## [Short exercise]
Exclude the pictures, then repeat the remaining data exactly.

## [Stored records]
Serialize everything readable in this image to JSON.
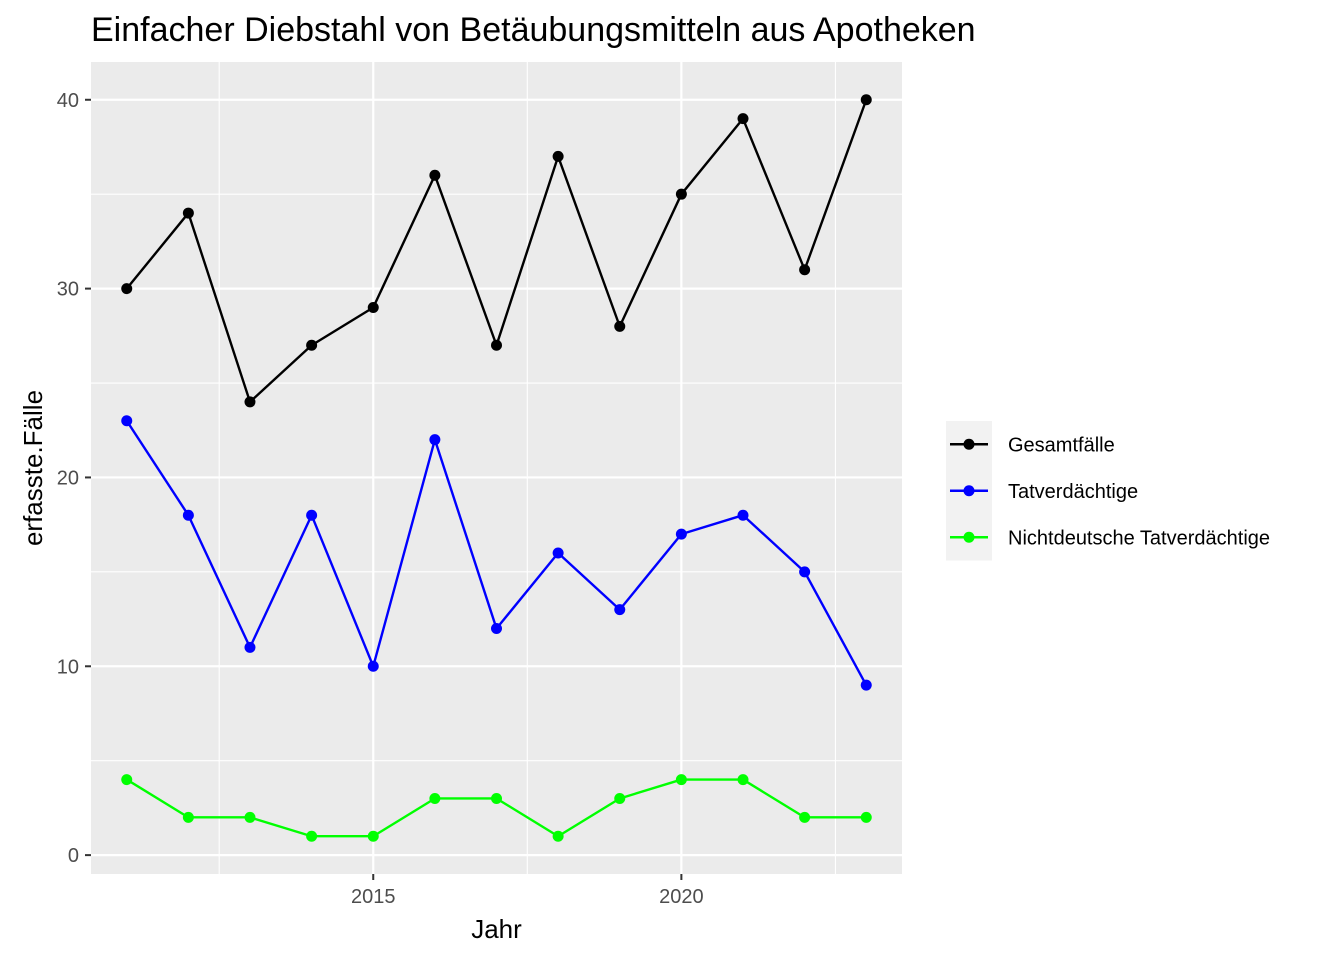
{
  "chart_data": {
    "type": "line",
    "title": "Einfacher Diebstahl von Betäubungsmitteln aus Apotheken",
    "xlabel": "Jahr",
    "ylabel": "erfasste.Fälle",
    "x": [
      2011,
      2012,
      2013,
      2014,
      2015,
      2016,
      2017,
      2018,
      2019,
      2020,
      2021,
      2022,
      2023
    ],
    "xlim": [
      2010.42,
      2023.58
    ],
    "ylim": [
      -1,
      42
    ],
    "x_ticks": [
      2015,
      2020
    ],
    "y_ticks": [
      0,
      10,
      20,
      30,
      40
    ],
    "grid": true,
    "background": "#ebebeb",
    "legend_position": "right",
    "series": [
      {
        "name": "Gesamtfälle",
        "color": "#000000",
        "values": [
          30,
          34,
          24,
          27,
          29,
          36,
          27,
          37,
          28,
          35,
          39,
          31,
          40
        ]
      },
      {
        "name": "Tatverdächtige",
        "color": "#0000ff",
        "values": [
          23,
          18,
          11,
          18,
          10,
          22,
          12,
          16,
          13,
          17,
          18,
          15,
          9
        ]
      },
      {
        "name": "Nichtdeutsche Tatverdächtige",
        "color": "#00ff00",
        "values": [
          4,
          2,
          2,
          1,
          1,
          3,
          3,
          1,
          3,
          4,
          4,
          2,
          2
        ]
      }
    ]
  }
}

## [Output of the task]
Serialize everything readable in this image to JSON.
{
  "chart_data": {
    "type": "line",
    "title": "Einfacher Diebstahl von Betäubungsmitteln aus Apotheken",
    "xlabel": "Jahr",
    "ylabel": "erfasste.Fälle",
    "x": [
      2011,
      2012,
      2013,
      2014,
      2015,
      2016,
      2017,
      2018,
      2019,
      2020,
      2021,
      2022,
      2023
    ],
    "xlim": [
      2010.42,
      2023.58
    ],
    "ylim": [
      -1,
      42
    ],
    "x_ticks": [
      2015,
      2020
    ],
    "y_ticks": [
      0,
      10,
      20,
      30,
      40
    ],
    "grid": true,
    "background": "#ebebeb",
    "legend_position": "right",
    "series": [
      {
        "name": "Gesamtfälle",
        "color": "#000000",
        "values": [
          30,
          34,
          24,
          27,
          29,
          36,
          27,
          37,
          28,
          35,
          39,
          31,
          40
        ]
      },
      {
        "name": "Tatverdächtige",
        "color": "#0000ff",
        "values": [
          23,
          18,
          11,
          18,
          10,
          22,
          12,
          16,
          13,
          17,
          18,
          15,
          9
        ]
      },
      {
        "name": "Nichtdeutsche Tatverdächtige",
        "color": "#00ff00",
        "values": [
          4,
          2,
          2,
          1,
          1,
          3,
          3,
          1,
          3,
          4,
          4,
          2,
          2
        ]
      }
    ]
  }
}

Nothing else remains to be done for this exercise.